Copy out each line of the listing that has the word "taking" in it.

════════

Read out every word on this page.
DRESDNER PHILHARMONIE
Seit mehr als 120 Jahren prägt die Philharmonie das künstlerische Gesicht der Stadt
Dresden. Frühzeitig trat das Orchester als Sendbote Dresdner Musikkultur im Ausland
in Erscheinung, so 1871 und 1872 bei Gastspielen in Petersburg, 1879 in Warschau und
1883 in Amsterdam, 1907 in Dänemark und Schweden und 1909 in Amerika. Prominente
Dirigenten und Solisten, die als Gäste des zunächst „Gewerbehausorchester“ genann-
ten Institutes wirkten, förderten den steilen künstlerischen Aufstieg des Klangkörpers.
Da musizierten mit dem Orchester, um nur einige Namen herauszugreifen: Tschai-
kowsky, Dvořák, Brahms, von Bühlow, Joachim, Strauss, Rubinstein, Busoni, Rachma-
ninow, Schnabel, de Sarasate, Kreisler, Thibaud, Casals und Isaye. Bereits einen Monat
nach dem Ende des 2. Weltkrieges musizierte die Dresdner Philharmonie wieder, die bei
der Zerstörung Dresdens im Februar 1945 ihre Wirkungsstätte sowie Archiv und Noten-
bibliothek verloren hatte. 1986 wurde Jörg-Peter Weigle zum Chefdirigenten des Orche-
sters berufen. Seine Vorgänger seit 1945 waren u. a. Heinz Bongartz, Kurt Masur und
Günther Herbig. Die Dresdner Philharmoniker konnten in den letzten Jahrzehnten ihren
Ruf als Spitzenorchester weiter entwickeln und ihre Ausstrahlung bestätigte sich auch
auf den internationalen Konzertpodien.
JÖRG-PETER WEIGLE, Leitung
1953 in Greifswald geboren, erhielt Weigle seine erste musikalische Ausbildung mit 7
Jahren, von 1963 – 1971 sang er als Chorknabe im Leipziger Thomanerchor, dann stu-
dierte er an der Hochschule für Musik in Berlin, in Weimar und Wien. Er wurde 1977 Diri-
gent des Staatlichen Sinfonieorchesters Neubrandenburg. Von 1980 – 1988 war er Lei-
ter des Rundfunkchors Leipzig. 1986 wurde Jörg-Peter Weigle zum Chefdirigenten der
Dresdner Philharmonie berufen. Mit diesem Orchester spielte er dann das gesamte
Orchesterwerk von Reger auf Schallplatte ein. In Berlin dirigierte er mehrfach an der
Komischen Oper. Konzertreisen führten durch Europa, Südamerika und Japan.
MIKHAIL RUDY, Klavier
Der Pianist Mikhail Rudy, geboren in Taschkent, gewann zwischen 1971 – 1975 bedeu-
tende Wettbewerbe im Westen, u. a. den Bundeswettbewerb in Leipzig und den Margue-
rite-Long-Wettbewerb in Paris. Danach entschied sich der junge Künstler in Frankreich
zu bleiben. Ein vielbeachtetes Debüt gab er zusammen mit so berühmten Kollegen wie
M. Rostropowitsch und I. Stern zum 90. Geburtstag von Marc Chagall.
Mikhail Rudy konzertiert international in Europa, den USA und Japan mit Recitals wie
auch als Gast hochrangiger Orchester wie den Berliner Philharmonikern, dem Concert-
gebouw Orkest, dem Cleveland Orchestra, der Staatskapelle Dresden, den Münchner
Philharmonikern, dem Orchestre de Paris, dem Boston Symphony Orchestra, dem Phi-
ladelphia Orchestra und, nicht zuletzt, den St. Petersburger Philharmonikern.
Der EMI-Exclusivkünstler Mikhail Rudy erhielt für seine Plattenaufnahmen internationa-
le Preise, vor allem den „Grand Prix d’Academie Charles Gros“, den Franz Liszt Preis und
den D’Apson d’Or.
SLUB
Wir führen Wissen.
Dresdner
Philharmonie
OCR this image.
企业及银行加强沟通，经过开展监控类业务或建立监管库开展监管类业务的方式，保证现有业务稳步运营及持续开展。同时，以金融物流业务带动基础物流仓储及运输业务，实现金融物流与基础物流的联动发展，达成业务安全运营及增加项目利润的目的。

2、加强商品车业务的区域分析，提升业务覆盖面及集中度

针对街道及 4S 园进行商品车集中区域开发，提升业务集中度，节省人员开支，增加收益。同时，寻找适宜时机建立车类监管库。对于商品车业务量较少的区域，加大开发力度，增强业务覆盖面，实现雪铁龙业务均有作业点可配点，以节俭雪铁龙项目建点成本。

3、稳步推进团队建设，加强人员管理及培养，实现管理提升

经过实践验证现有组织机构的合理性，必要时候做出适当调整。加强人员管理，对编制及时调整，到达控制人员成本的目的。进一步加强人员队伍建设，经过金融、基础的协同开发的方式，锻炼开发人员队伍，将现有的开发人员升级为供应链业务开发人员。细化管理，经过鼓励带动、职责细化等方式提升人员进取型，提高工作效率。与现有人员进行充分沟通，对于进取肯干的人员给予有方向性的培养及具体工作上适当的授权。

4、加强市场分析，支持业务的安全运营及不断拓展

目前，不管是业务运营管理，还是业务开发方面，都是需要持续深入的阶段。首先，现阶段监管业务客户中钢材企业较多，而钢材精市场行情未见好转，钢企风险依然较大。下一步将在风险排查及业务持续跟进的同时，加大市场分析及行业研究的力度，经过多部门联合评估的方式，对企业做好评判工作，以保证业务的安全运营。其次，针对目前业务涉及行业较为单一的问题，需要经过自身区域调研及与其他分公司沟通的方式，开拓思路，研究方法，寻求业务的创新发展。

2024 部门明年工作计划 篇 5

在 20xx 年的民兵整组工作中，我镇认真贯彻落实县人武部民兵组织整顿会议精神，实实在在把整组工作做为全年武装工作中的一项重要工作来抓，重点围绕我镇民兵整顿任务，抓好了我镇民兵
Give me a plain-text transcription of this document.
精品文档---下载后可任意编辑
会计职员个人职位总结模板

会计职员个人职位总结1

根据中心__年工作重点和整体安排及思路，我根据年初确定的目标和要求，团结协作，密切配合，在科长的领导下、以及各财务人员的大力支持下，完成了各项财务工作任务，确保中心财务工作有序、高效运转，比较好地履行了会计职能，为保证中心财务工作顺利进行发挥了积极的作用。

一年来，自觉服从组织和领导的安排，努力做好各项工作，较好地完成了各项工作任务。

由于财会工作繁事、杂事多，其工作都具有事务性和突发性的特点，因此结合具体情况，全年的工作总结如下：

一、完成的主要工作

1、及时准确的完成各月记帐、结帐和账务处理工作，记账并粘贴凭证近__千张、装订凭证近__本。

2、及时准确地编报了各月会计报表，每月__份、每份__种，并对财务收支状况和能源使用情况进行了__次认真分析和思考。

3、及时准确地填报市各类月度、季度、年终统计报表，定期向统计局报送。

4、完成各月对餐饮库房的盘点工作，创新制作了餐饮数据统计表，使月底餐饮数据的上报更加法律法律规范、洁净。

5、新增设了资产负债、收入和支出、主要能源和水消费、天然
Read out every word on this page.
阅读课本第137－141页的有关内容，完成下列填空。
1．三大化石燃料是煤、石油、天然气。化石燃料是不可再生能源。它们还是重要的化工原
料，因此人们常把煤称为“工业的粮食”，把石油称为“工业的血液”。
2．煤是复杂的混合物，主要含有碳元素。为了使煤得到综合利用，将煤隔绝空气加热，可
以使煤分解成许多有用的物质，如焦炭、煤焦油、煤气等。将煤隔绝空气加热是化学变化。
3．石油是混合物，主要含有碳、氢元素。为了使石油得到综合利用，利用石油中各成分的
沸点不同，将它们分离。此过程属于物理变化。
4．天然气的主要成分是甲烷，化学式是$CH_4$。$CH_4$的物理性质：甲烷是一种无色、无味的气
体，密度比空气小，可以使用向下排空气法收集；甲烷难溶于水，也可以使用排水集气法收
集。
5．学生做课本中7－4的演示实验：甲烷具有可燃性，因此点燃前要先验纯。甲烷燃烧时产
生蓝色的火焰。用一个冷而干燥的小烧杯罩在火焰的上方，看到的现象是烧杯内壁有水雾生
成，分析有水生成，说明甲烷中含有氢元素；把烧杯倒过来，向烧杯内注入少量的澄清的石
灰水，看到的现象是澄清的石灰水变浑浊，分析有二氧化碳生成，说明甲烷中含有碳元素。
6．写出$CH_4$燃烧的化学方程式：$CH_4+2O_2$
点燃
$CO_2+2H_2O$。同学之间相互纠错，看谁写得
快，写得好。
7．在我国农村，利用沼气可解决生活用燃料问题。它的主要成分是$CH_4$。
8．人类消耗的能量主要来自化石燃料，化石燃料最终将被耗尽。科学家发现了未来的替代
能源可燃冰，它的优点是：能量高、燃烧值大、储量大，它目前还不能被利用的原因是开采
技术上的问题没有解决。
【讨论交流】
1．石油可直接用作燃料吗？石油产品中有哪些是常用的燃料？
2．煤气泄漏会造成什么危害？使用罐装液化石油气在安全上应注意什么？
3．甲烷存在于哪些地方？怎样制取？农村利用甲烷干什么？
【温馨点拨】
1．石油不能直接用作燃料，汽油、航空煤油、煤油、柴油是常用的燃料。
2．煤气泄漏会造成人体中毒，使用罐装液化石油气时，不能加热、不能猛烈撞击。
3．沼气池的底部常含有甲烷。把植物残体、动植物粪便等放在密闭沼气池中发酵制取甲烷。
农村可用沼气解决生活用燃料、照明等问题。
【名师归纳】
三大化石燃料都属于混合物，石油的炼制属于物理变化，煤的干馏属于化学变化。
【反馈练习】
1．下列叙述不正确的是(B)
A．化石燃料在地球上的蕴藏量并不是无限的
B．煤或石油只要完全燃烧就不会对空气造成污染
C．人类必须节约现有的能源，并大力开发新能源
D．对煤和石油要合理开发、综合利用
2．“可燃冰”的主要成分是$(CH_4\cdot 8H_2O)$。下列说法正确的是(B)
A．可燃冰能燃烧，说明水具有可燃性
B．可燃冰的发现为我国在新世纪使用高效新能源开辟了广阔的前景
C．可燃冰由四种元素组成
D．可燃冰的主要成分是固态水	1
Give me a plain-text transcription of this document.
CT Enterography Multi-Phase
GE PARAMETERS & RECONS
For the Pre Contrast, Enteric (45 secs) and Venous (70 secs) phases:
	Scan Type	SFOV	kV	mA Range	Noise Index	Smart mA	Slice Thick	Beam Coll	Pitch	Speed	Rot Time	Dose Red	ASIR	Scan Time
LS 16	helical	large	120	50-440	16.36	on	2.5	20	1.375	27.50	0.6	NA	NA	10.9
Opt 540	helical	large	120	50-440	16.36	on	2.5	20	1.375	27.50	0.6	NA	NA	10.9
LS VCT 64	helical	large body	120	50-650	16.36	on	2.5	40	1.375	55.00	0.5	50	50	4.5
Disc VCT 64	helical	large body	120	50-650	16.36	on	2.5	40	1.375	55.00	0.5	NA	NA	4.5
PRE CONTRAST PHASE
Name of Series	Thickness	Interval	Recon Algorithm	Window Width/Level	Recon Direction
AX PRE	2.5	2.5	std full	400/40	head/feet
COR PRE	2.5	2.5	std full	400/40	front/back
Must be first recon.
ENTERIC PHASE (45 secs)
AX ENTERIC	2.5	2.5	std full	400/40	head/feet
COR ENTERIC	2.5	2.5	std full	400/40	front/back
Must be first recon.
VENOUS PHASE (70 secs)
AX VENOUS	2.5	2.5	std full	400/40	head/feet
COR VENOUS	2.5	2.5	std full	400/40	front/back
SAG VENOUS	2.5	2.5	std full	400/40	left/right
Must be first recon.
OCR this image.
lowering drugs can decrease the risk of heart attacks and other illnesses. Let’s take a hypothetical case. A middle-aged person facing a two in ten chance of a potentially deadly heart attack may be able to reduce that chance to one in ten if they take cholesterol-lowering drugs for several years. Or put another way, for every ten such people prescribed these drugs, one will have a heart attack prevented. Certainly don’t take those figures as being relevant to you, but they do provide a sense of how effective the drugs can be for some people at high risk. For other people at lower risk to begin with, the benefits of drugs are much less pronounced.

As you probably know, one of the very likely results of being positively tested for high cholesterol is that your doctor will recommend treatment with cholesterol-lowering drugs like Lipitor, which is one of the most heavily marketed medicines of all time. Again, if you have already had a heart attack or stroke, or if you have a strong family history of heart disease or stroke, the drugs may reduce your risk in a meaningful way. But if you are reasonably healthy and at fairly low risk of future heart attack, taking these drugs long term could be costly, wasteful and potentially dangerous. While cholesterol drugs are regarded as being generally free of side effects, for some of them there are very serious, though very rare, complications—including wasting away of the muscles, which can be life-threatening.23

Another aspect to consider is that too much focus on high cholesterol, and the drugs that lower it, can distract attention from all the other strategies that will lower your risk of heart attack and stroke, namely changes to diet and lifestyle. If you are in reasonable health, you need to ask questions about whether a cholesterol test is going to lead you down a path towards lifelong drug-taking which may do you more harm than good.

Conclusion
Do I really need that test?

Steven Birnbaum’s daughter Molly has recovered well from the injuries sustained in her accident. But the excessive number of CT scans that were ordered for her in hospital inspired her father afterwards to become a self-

════════

### COMPLETED EXERCISE
As you probably know, one of the very likely results of being positively tested for high cholesterol is that your doctor will recommend treatment with cholesterol-lowering drugs like Lipitor, which is one of the most heavily marketed medicines of all time. Again, if you have already had a heart attack or stroke, or if you have a strong family history of heart disease or stroke, the drugs may reduce your risk in a meaningful way. But if you are reasonably healthy and at fairly low risk of future heart attack, taking these drugs long term could be costly, wasteful and potentially dangerous. While cholesterol drugs are regarded as being generally free of side effects, for some of them there are very serious, though very rare, complications—including wasting away of the muscles, which can be life-threatening.23
Another aspect to consider is that too much focus on high cholesterol, and the drugs that lower it, can distract attention from all the other strategies that will lower your risk of heart attack and stroke, namely changes to diet and lifestyle. If you are in reasonable health, you need to ask questions about whether a cholesterol test is going to lead you down a path towards lifelong drug-taking which may do you more harm than good.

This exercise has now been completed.